> **Exercise task**: Verbatim output of all the material below is required.
═══ Input rows ═══
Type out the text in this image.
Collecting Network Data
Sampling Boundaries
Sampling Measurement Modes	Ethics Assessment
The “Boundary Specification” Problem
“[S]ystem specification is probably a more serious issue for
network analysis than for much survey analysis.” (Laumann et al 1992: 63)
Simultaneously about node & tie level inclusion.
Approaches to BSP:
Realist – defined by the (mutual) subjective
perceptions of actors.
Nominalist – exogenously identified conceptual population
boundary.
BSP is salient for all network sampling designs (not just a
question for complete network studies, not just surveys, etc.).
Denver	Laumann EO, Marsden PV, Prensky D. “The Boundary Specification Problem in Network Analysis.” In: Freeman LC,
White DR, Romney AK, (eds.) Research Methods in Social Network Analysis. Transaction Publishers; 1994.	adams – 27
═══
> **Response to this exercise**:
Type out the text in this image.
Collecting Network Data
Sampling Boundaries
Sampling Measurement Modes	Ethics Assessment
The “Boundary Specification” Problem
“[S]ystem specification is probably a more serious issue for
network analysis than for much survey analysis.” (Laumann et al 1992: 63)
Simultaneously about node & tie level inclusion.
Approaches to BSP:
Realist – defined by the (mutual) subjective
perceptions of actors.
Nominalist – exogenously identified conceptual population
boundary.
BSP is salient for all network sampling designs (not just a
question for complete network studies, not just surveys, etc.).
Denver	Laumann EO, Marsden PV, Prensky D. “The Boundary Specification Problem in Network Analysis.” In: Freeman LC,
White DR, Romney AK, (eds.) Research Methods in Social Network Analysis. Transaction Publishers; 1994.	adams – 27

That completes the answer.